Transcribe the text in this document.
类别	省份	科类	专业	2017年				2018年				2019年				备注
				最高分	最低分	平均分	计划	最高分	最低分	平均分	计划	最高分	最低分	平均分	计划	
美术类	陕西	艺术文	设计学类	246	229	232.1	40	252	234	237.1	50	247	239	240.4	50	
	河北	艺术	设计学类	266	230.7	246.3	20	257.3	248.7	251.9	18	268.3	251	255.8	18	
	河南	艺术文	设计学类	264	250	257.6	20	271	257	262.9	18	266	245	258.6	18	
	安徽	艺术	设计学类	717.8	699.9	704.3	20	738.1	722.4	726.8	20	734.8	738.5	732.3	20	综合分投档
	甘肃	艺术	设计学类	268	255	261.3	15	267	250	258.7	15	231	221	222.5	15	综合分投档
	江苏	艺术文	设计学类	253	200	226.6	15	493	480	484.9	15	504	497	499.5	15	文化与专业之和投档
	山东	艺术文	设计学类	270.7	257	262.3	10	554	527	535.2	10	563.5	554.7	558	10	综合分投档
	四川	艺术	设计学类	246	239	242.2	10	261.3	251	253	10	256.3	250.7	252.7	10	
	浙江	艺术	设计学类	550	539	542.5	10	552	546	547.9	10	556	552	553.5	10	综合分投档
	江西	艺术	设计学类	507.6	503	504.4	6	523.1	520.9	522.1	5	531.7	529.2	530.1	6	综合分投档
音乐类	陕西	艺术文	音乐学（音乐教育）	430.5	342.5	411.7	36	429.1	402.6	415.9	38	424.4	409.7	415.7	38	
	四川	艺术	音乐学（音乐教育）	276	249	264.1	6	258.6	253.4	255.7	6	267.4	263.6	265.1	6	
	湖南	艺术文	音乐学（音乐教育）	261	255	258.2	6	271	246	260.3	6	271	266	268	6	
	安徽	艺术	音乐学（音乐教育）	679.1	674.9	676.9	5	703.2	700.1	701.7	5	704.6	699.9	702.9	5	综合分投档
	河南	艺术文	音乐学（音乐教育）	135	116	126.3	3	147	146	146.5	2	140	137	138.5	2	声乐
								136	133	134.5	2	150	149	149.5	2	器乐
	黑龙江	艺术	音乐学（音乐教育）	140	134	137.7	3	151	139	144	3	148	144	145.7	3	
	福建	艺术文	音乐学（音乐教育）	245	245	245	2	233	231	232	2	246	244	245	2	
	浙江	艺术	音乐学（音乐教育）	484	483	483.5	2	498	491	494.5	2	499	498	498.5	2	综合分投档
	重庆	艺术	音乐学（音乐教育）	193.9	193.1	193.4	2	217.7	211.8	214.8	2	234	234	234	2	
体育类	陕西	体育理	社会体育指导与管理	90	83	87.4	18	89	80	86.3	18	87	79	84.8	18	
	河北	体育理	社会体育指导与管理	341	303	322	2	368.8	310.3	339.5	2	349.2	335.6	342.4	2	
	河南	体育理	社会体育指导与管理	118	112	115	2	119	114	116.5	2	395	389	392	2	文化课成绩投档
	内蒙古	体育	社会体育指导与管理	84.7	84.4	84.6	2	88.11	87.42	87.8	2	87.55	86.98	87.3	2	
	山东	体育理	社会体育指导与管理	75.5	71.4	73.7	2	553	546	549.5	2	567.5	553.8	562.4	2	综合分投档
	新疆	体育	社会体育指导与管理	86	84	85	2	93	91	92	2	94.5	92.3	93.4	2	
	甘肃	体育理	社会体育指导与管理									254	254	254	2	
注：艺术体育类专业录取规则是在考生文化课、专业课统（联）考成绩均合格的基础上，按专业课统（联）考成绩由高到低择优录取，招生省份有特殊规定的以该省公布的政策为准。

Stated task: Give the count of lines holding the word "社会体育指导与管理" and nothing more.

Reply: 7